• [Task details]
Go through the records and copy each line where the word "处有导数" occurs.

(Collection entries)
>> Start
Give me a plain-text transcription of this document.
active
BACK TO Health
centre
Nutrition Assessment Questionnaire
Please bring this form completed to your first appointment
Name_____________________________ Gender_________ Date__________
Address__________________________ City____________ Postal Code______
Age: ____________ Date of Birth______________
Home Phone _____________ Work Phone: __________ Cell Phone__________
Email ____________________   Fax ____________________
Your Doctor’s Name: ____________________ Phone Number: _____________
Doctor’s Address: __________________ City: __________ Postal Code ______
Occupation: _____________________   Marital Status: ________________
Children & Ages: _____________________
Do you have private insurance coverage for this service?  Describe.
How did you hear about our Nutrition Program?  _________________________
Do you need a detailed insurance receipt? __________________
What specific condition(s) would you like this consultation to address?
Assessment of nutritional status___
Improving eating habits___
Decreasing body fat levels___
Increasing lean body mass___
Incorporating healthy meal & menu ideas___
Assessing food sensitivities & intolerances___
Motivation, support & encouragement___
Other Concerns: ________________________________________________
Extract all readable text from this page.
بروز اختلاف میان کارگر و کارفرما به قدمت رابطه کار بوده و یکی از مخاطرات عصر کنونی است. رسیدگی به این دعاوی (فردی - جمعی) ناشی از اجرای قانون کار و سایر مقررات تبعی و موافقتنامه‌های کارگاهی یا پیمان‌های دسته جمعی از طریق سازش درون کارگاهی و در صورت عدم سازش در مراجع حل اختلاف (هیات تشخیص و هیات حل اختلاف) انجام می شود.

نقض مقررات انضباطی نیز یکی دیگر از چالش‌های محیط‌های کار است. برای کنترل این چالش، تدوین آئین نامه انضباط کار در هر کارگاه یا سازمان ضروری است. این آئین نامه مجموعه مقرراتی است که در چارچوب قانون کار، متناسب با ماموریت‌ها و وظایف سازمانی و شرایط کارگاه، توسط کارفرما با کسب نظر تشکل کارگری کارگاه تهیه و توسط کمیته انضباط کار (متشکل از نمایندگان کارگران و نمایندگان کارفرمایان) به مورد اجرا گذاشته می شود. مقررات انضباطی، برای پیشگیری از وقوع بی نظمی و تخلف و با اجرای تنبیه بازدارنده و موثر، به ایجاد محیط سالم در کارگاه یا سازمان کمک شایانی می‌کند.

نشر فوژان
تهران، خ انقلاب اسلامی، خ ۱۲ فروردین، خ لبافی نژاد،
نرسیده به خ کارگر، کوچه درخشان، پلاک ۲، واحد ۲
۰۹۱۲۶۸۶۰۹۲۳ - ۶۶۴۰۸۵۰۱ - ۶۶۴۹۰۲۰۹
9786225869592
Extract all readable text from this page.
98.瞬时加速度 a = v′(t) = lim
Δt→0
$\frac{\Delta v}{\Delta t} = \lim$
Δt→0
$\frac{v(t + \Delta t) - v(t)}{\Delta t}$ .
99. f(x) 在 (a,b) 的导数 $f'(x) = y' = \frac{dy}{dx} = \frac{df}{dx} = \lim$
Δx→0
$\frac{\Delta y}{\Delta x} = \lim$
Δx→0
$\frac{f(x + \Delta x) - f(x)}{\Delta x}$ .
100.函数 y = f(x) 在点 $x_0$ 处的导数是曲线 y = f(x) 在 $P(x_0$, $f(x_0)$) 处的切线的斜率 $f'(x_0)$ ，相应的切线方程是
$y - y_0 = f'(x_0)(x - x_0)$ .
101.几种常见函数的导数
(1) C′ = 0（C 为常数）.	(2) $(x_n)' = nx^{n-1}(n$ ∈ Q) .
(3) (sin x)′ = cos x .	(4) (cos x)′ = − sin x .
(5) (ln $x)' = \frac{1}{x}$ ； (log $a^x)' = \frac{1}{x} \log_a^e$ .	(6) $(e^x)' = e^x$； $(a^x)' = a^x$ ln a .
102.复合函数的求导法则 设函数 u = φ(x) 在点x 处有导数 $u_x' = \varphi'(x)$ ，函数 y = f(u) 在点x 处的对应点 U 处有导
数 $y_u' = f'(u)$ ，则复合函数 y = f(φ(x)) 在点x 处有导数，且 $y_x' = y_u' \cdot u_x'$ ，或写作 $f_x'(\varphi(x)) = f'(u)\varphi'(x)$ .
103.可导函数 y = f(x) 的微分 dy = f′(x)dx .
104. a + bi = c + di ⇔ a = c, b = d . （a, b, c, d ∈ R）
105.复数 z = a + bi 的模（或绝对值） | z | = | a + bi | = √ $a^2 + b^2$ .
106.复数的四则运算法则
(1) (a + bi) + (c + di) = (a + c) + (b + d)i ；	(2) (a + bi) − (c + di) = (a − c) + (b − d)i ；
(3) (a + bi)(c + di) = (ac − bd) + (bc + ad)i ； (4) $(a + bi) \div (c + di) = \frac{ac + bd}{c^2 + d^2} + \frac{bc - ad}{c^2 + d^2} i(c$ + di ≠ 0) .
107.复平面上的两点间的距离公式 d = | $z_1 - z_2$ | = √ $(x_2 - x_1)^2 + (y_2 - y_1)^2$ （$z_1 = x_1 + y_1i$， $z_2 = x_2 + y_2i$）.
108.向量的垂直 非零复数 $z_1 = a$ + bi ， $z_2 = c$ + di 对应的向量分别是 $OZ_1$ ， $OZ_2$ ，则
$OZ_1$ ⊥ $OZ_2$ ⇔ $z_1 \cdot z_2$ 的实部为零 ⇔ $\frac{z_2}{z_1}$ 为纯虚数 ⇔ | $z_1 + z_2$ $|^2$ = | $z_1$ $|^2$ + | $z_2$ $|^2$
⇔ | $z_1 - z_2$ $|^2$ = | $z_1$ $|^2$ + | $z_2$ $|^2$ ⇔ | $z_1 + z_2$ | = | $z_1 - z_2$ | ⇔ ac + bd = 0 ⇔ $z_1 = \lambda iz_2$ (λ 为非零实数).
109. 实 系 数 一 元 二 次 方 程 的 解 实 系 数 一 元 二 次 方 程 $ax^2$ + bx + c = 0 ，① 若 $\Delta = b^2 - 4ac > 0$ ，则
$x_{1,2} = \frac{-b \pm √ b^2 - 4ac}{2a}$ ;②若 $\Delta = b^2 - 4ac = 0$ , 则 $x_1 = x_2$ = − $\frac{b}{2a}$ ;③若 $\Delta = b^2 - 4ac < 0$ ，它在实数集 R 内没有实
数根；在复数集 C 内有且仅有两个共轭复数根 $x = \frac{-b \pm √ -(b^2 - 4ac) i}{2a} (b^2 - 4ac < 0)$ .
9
>> End
• [Final result]
102.复合函数的求导法则 设函数 u = φ(x) 在点x 处有导数 $u_x' = \varphi'(x)$ ，函数 y = f(u) 在点x 处的对应点 U 处有导
数 $y_u' = f'(u)$ ，则复合函数 y = f(φ(x)) 在点x 处有导数，且 $y_x' = y_u' \cdot u_x'$ ，或写作 $f_x'(\varphi(x)) = f'(u)\varphi'(x)$ .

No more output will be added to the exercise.